● **WHAT YOU SHOULD DO**
Extract each line of the data below exactly as written.

[Collected data]
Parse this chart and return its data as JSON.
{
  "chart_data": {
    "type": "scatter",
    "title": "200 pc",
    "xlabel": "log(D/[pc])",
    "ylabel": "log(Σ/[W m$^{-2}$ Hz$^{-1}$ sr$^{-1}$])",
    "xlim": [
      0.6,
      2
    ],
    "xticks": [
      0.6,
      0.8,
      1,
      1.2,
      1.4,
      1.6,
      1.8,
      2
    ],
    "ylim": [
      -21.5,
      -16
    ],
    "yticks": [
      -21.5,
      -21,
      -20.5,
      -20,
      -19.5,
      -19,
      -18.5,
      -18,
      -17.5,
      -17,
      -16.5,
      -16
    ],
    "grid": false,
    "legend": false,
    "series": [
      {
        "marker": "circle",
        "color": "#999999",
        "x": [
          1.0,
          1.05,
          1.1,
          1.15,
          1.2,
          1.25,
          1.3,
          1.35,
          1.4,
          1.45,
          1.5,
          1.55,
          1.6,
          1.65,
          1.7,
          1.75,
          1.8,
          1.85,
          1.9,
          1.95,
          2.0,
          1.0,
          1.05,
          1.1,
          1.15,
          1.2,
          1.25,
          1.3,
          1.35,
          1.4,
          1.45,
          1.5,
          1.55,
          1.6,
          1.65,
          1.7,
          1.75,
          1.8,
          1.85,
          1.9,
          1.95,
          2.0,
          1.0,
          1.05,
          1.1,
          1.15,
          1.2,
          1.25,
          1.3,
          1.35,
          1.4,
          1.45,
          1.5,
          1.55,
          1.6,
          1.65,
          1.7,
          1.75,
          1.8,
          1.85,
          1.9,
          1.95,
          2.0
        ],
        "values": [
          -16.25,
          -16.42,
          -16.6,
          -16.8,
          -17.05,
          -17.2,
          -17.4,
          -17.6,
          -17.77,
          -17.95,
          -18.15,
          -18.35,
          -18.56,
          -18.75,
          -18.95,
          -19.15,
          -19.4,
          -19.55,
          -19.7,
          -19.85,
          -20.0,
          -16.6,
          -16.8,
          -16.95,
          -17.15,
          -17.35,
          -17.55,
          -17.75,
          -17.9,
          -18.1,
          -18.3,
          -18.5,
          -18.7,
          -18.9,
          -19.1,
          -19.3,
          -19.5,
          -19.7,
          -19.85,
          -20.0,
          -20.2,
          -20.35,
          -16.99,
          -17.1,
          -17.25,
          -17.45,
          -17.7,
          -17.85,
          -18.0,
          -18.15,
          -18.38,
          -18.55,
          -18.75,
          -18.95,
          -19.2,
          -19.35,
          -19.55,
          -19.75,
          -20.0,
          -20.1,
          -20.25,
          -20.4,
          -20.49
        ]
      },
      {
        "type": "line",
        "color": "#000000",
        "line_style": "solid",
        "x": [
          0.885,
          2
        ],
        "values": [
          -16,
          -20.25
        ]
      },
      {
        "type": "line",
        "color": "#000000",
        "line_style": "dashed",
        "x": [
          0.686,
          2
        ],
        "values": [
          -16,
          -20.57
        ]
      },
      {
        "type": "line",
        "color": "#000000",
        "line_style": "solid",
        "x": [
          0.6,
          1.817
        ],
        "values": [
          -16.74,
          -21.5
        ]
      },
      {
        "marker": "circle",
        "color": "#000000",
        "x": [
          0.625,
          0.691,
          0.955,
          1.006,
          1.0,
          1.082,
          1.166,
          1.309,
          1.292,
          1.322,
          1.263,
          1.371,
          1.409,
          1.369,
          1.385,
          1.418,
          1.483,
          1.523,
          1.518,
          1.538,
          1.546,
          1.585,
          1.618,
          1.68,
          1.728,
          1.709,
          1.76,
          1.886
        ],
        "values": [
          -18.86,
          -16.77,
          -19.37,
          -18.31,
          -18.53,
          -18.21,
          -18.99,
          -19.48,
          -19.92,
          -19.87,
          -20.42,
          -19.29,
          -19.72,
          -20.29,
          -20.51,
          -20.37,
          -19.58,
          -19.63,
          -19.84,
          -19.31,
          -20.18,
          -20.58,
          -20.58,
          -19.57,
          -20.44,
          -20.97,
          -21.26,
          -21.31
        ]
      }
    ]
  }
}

● **SOLUTION**
Parse this chart and return its data as JSON.
{
  "chart_data": {
    "type": "scatter",
    "title": "200 pc",
    "xlabel": "log(D/[pc])",
    "ylabel": "log(Σ/[W m$^{-2}$ Hz$^{-1}$ sr$^{-1}$])",
    "xlim": [
      0.6,
      2
    ],
    "xticks": [
      0.6,
      0.8,
      1,
      1.2,
      1.4,
      1.6,
      1.8,
      2
    ],
    "ylim": [
      -21.5,
      -16
    ],
    "yticks": [
      -21.5,
      -21,
      -20.5,
      -20,
      -19.5,
      -19,
      -18.5,
      -18,
      -17.5,
      -17,
      -16.5,
      -16
    ],
    "grid": false,
    "legend": false,
    "series": [
      {
        "marker": "circle",
        "color": "#999999",
        "x": [
          1.0,
          1.05,
          1.1,
          1.15,
          1.2,
          1.25,
          1.3,
          1.35,
          1.4,
          1.45,
          1.5,
          1.55,
          1.6,
          1.65,
          1.7,
          1.75,
          1.8,
          1.85,
          1.9,
          1.95,
          2.0,
          1.0,
          1.05,
          1.1,
          1.15,
          1.2,
          1.25,
          1.3,
          1.35,
          1.4,
          1.45,
          1.5,
          1.55,
          1.6,
          1.65,
          1.7,
          1.75,
          1.8,
          1.85,
          1.9,
          1.95,
          2.0,
          1.0,
          1.05,
          1.1,
          1.15,
          1.2,
          1.25,
          1.3,
          1.35,
          1.4,
          1.45,
          1.5,
          1.55,
          1.6,
          1.65,
          1.7,
          1.75,
          1.8,
          1.85,
          1.9,
          1.95,
          2.0
        ],
        "values": [
          -16.25,
          -16.42,
          -16.6,
          -16.8,
          -17.05,
          -17.2,
          -17.4,
          -17.6,
          -17.77,
          -17.95,
          -18.15,
          -18.35,
          -18.56,
          -18.75,
          -18.95,
          -19.15,
          -19.4,
          -19.55,
          -19.7,
          -19.85,
          -20.0,
          -16.6,
          -16.8,
          -16.95,
          -17.15,
          -17.35,
          -17.55,
          -17.75,
          -17.9,
          -18.1,
          -18.3,
          -18.5,
          -18.7,
          -18.9,
          -19.1,
          -19.3,
          -19.5,
          -19.7,
          -19.85,
          -20.0,
          -20.2,
          -20.35,
          -16.99,
          -17.1,
          -17.25,
          -17.45,
          -17.7,
          -17.85,
          -18.0,
          -18.15,
          -18.38,
          -18.55,
          -18.75,
          -18.95,
          -19.2,
          -19.35,
          -19.55,
          -19.75,
          -20.0,
          -20.1,
          -20.25,
          -20.4,
          -20.49
        ]
      },
      {
        "type": "line",
        "color": "#000000",
        "line_style": "solid",
        "x": [
          0.885,
          2
        ],
        "values": [
          -16,
          -20.25
        ]
      },
      {
        "type": "line",
        "color": "#000000",
        "line_style": "dashed",
        "x": [
          0.686,
          2
        ],
        "values": [
          -16,
          -20.57
        ]
      },
      {
        "type": "line",
        "color": "#000000",
        "line_style": "solid",
        "x": [
          0.6,
          1.817
        ],
        "values": [
          -16.74,
          -21.5
        ]
      },
      {
        "marker": "circle",
        "color": "#000000",
        "x": [
          0.625,
          0.691,
          0.955,
          1.006,
          1.0,
          1.082,
          1.166,
          1.309,
          1.292,
          1.322,
          1.263,
          1.371,
          1.409,
          1.369,
          1.385,
          1.418,
          1.483,
          1.523,
          1.518,
          1.538,
          1.546,
          1.585,
          1.618,
          1.68,
          1.728,
          1.709,
          1.76,
          1.886
        ],
        "values": [
          -18.86,
          -16.77,
          -19.37,
          -18.31,
          -18.53,
          -18.21,
          -18.99,
          -19.48,
          -19.92,
          -19.87,
          -20.42,
          -19.29,
          -19.72,
          -20.29,
          -20.51,
          -20.37,
          -19.58,
          -19.63,
          -19.84,
          -19.31,
          -20.18,
          -20.58,
          -20.58,
          -19.57,
          -20.44,
          -20.97,
          -21.26,
          -21.31
        ]
      }
    ]
  }
}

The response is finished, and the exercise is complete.